● **WHAT IS REQUIRED**
Set down all of the data that follows word for word, without the images.

● **PROVIDED DATA**
__________

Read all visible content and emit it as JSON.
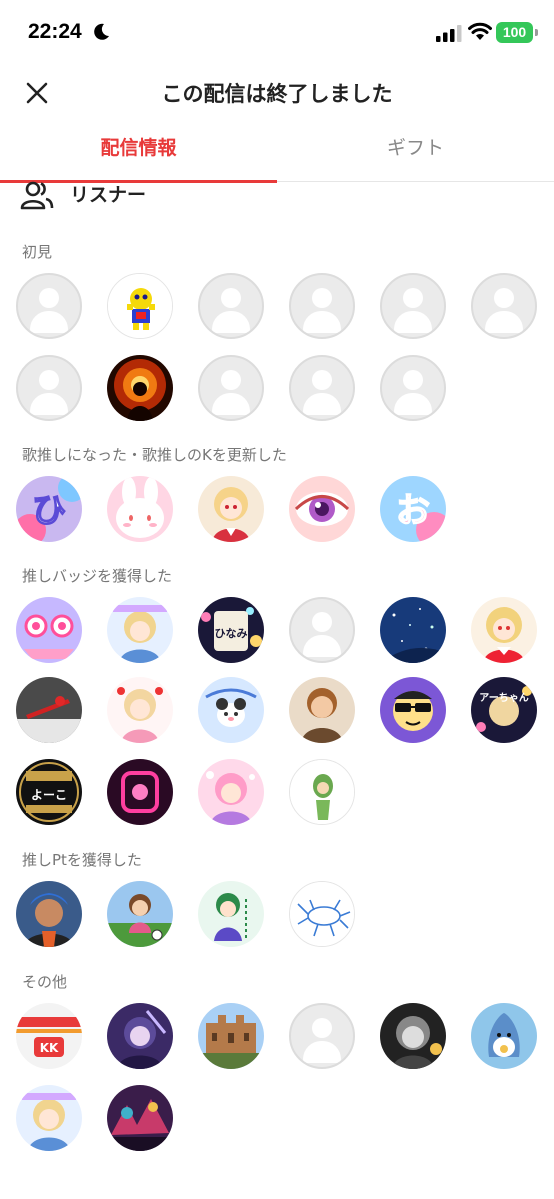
{
  "status": {
    "time": "22:24",
    "battery": "100"
  },
  "header": {
    "title": "この配信は終了しました"
  },
  "tabs": [
    {
      "label": "配信情報"
    },
    {
      "label": "ギフト"
    }
  ],
  "listener": {
    "label": "リスナー"
  },
  "sections": [
    {
      "title": "初見"
    },
    {
      "title": "歌推しになった・歌推しのKを更新した"
    },
    {
      "title": "推しバッジを獲得した"
    },
    {
      "title": "推しPtを獲得した"
    },
    {
      "title": "その他"
    }
  ],
  "avatar_badges": {
    "a": "ひ",
    "b": "お",
    "c": "ひなみ",
    "d": "よーこ",
    "e": "アーちゃん",
    "f": "KK"
  },
  "colors": {
    "accent": "#e83a3a",
    "battery": "#34c759",
    "placeholder": "#ebebeb"
  }
}
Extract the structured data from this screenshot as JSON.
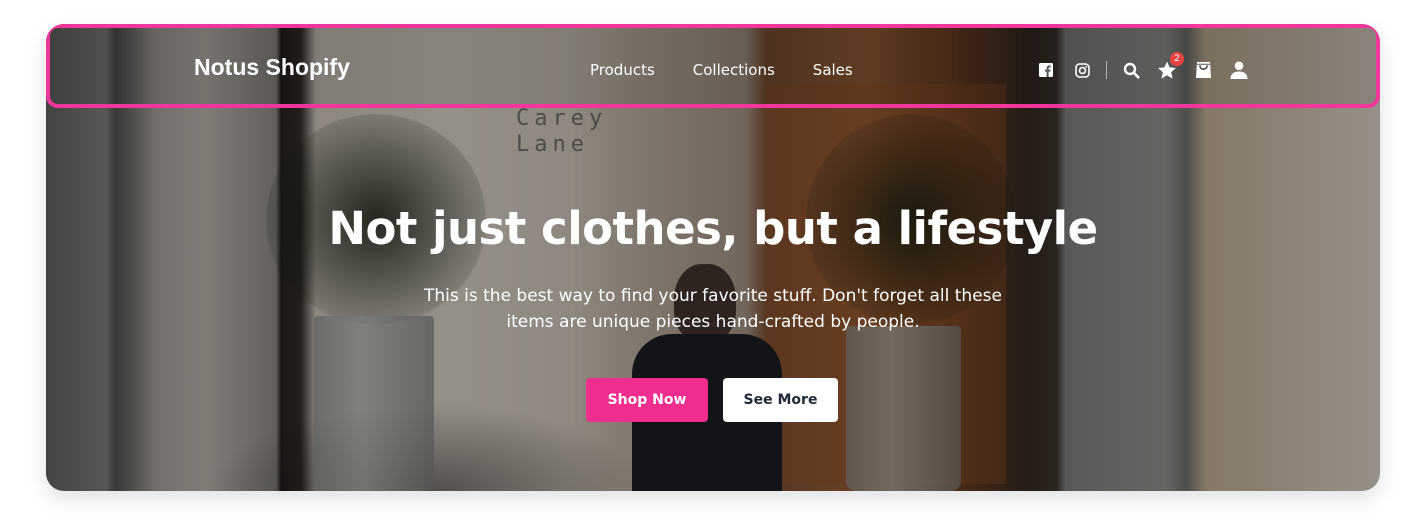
{
  "navbar": {
    "brand": "Notus Shopify",
    "links": [
      {
        "label": "Products"
      },
      {
        "label": "Collections"
      },
      {
        "label": "Sales"
      }
    ],
    "icons": {
      "facebook": "facebook-icon",
      "instagram": "instagram-icon",
      "search": "search-icon",
      "favorites": "star-icon",
      "bag": "shopping-bag-icon",
      "account": "user-icon"
    },
    "favorites_badge": "2",
    "highlight_color": "#f2379c"
  },
  "background_sign": {
    "line1": "Carey",
    "line2": "Lane"
  },
  "hero": {
    "headline": "Not just clothes, but a lifestyle",
    "subtitle": "This is the best way to find your favorite stuff. Don't forget all these items are unique pieces hand-crafted by people.",
    "primary_button": "Shop Now",
    "secondary_button": "See More"
  },
  "colors": {
    "primary": "#f12d8f",
    "badge": "#ef4444",
    "text_on_image": "#ffffff",
    "secondary_button_text": "#1f2937"
  }
}
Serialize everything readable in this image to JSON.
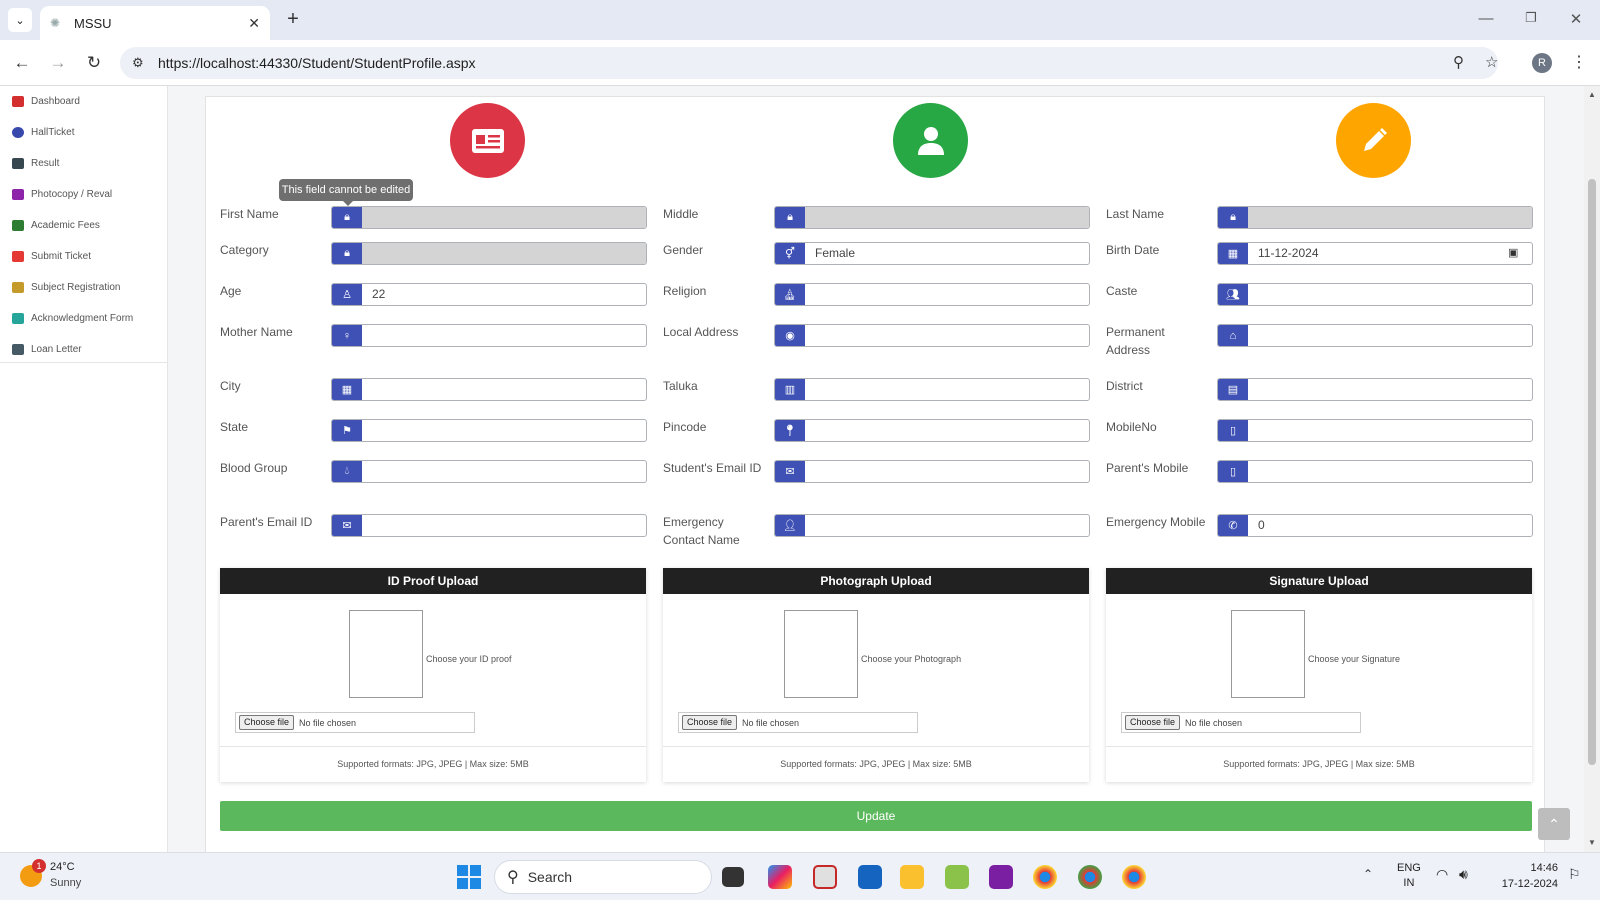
{
  "browser": {
    "tab_title": "MSSU",
    "url": "https://localhost:44330/Student/StudentProfile.aspx",
    "profile_initial": "R"
  },
  "sidebar": {
    "items": [
      {
        "label": "Dashboard",
        "color": "#d32f2f"
      },
      {
        "label": "HallTicket",
        "color": "#3949ab"
      },
      {
        "label": "Result",
        "color": "#37474f"
      },
      {
        "label": "Photocopy / Reval",
        "color": "#8e24aa"
      },
      {
        "label": "Academic Fees",
        "color": "#2e7d32"
      },
      {
        "label": "Submit Ticket",
        "color": "#e53935"
      },
      {
        "label": "Subject Registration",
        "color": "#c49a2a"
      },
      {
        "label": "Acknowledgment Form",
        "color": "#26a69a"
      },
      {
        "label": "Loan Letter",
        "color": "#455a64"
      }
    ]
  },
  "header_icons": {
    "id_card_color": "#dc3545",
    "user_color": "#28a745",
    "edit_color": "#ffa500"
  },
  "tooltip": "This field cannot be edited",
  "form": {
    "first_name": {
      "label": "First Name",
      "value": ""
    },
    "middle": {
      "label": "Middle",
      "value": ""
    },
    "last_name": {
      "label": "Last Name",
      "value": ""
    },
    "category": {
      "label": "Category",
      "value": ""
    },
    "gender": {
      "label": "Gender",
      "value": "Female"
    },
    "birth_date": {
      "label": "Birth Date",
      "value": "11-12-2024"
    },
    "age": {
      "label": "Age",
      "value": "22"
    },
    "religion": {
      "label": "Religion",
      "value": ""
    },
    "caste": {
      "label": "Caste",
      "value": ""
    },
    "mother_name": {
      "label": "Mother Name",
      "value": ""
    },
    "local_address": {
      "label": "Local Address",
      "value": ""
    },
    "permanent_address": {
      "label": "Permanent Address",
      "value": ""
    },
    "city": {
      "label": "City",
      "value": ""
    },
    "taluka": {
      "label": "Taluka",
      "value": ""
    },
    "district": {
      "label": "District",
      "value": ""
    },
    "state": {
      "label": "State",
      "value": ""
    },
    "pincode": {
      "label": "Pincode",
      "value": ""
    },
    "mobile_no": {
      "label": "MobileNo",
      "value": ""
    },
    "blood_group": {
      "label": "Blood Group",
      "value": ""
    },
    "student_email": {
      "label": "Student's Email ID",
      "value": ""
    },
    "parent_mobile": {
      "label": "Parent's Mobile",
      "value": ""
    },
    "parent_email": {
      "label": "Parent's Email ID",
      "value": ""
    },
    "emergency_name": {
      "label": "Emergency Contact Name",
      "value": ""
    },
    "emergency_mobile": {
      "label": "Emergency Mobile",
      "value": "0"
    }
  },
  "uploads": {
    "id_proof": {
      "title": "ID Proof Upload",
      "hint": "Choose your ID proof",
      "button": "Choose file",
      "status": "No file chosen",
      "footer": "Supported formats: JPG, JPEG | Max size: 5MB"
    },
    "photo": {
      "title": "Photograph Upload",
      "hint": "Choose your Photograph",
      "button": "Choose file",
      "status": "No file chosen",
      "footer": "Supported formats: JPG, JPEG | Max size: 5MB"
    },
    "signature": {
      "title": "Signature Upload",
      "hint": "Choose your Signature",
      "button": "Choose file",
      "status": "No file chosen",
      "footer": "Supported formats: JPG, JPEG | Max size: 5MB"
    }
  },
  "update_label": "Update",
  "taskbar": {
    "temperature": "24°C",
    "condition": "Sunny",
    "weather_badge": "1",
    "search_placeholder": "Search",
    "lang_line1": "ENG",
    "lang_line2": "IN",
    "time": "14:46",
    "date": "17-12-2024"
  }
}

__________

● **TASK RESULT**
Read all visible content and emit it as JSON.
{
  "status": {
    "time": "22:24",
    "battery": "100"
  },
  "header": {
    "title": "この配信は終了しました"
  },
  "tabs": [
    {
      "label": "配信情報"
    },
    {
      "label": "ギフト"
    }
  ],
  "listener": {
    "label": "リスナー"
  },
  "sections": [
    {
      "title": "初見"
    },
    {
      "title": "歌推しになった・歌推しのKを更新した"
    },
    {
      "title": "推しバッジを獲得した"
    },
    {
      "title": "推しPtを獲得した"
    },
    {
      "title": "その他"
    }
  ],
  "avatar_badges": {
    "a": "ひ",
    "b": "お",
    "c": "ひなみ",
    "d": "よーこ",
    "e": "アーちゃん",
    "f": "KK"
  },
  "colors": {
    "accent": "#e83a3a",
    "battery": "#34c759",
    "placeholder": "#ebebeb"
  }
}
Extract the structured data from this screenshot as JSON.
{
  "navbar": {
    "brand": "Notus Shopify",
    "links": [
      {
        "label": "Products"
      },
      {
        "label": "Collections"
      },
      {
        "label": "Sales"
      }
    ],
    "icons": {
      "facebook": "facebook-icon",
      "instagram": "instagram-icon",
      "search": "search-icon",
      "favorites": "star-icon",
      "bag": "shopping-bag-icon",
      "account": "user-icon"
    },
    "favorites_badge": "2",
    "highlight_color": "#f2379c"
  },
  "background_sign": {
    "line1": "Carey",
    "line2": "Lane"
  },
  "hero": {
    "headline": "Not just clothes, but a lifestyle",
    "subtitle": "This is the best way to find your favorite stuff. Don't forget all these items are unique pieces hand-crafted by people.",
    "primary_button": "Shop Now",
    "secondary_button": "See More"
  },
  "colors": {
    "primary": "#f12d8f",
    "badge": "#ef4444",
    "text_on_image": "#ffffff",
    "secondary_button_text": "#1f2937"
  }
}
Serialize everything readable in this image to JSON.
{
  "browser": {
    "tab_title": "MSSU",
    "url": "https://localhost:44330/Student/StudentProfile.aspx",
    "profile_initial": "R"
  },
  "sidebar": {
    "items": [
      {
        "label": "Dashboard",
        "color": "#d32f2f"
      },
      {
        "label": "HallTicket",
        "color": "#3949ab"
      },
      {
        "label": "Result",
        "color": "#37474f"
      },
      {
        "label": "Photocopy / Reval",
        "color": "#8e24aa"
      },
      {
        "label": "Academic Fees",
        "color": "#2e7d32"
      },
      {
        "label": "Submit Ticket",
        "color": "#e53935"
      },
      {
        "label": "Subject Registration",
        "color": "#c49a2a"
      },
      {
        "label": "Acknowledgment Form",
        "color": "#26a69a"
      },
      {
        "label": "Loan Letter",
        "color": "#455a64"
      }
    ]
  },
  "header_icons": {
    "id_card_color": "#dc3545",
    "user_color": "#28a745",
    "edit_color": "#ffa500"
  },
  "tooltip": "This field cannot be edited",
  "form": {
    "first_name": {
      "label": "First Name",
      "value": ""
    },
    "middle": {
      "label": "Middle",
      "value": ""
    },
    "last_name": {
      "label": "Last Name",
      "value": ""
    },
    "category": {
      "label": "Category",
      "value": ""
    },
    "gender": {
      "label": "Gender",
      "value": "Female"
    },
    "birth_date": {
      "label": "Birth Date",
      "value": "11-12-2024"
    },
    "age": {
      "label": "Age",
      "value": "22"
    },
    "religion": {
      "label": "Religion",
      "value": ""
    },
    "caste": {
      "label": "Caste",
      "value": ""
    },
    "mother_name": {
      "label": "Mother Name",
      "value": ""
    },
    "local_address": {
      "label": "Local Address",
      "value": ""
    },
    "permanent_address": {
      "label": "Permanent Address",
      "value": ""
    },
    "city": {
      "label": "City",
      "value": ""
    },
    "taluka": {
      "label": "Taluka",
      "value": ""
    },
    "district": {
      "label": "District",
      "value": ""
    },
    "state": {
      "label": "State",
      "value": ""
    },
    "pincode": {
      "label": "Pincode",
      "value": ""
    },
    "mobile_no": {
      "label": "MobileNo",
      "value": ""
    },
    "blood_group": {
      "label": "Blood Group",
      "value": ""
    },
    "student_email": {
      "label": "Student's Email ID",
      "value": ""
    },
    "parent_mobile": {
      "label": "Parent's Mobile",
      "value": ""
    },
    "parent_email": {
      "label": "Parent's Email ID",
      "value": ""
    },
    "emergency_name": {
      "label": "Emergency Contact Name",
      "value": ""
    },
    "emergency_mobile": {
      "label": "Emergency Mobile",
      "value": "0"
    }
  },
  "uploads": {
    "id_proof": {
      "title": "ID Proof Upload",
      "hint": "Choose your ID proof",
      "button": "Choose file",
      "status": "No file chosen",
      "footer": "Supported formats: JPG, JPEG | Max size: 5MB"
    },
    "photo": {
      "title": "Photograph Upload",
      "hint": "Choose your Photograph",
      "button": "Choose file",
      "status": "No file chosen",
      "footer": "Supported formats: JPG, JPEG | Max size: 5MB"
    },
    "signature": {
      "title": "Signature Upload",
      "hint": "Choose your Signature",
      "button": "Choose file",
      "status": "No file chosen",
      "footer": "Supported formats: JPG, JPEG | Max size: 5MB"
    }
  },
  "update_label": "Update",
  "taskbar": {
    "temperature": "24°C",
    "condition": "Sunny",
    "weather_badge": "1",
    "search_placeholder": "Search",
    "lang_line1": "ENG",
    "lang_line2": "IN",
    "time": "14:46",
    "date": "17-12-2024"
  }
}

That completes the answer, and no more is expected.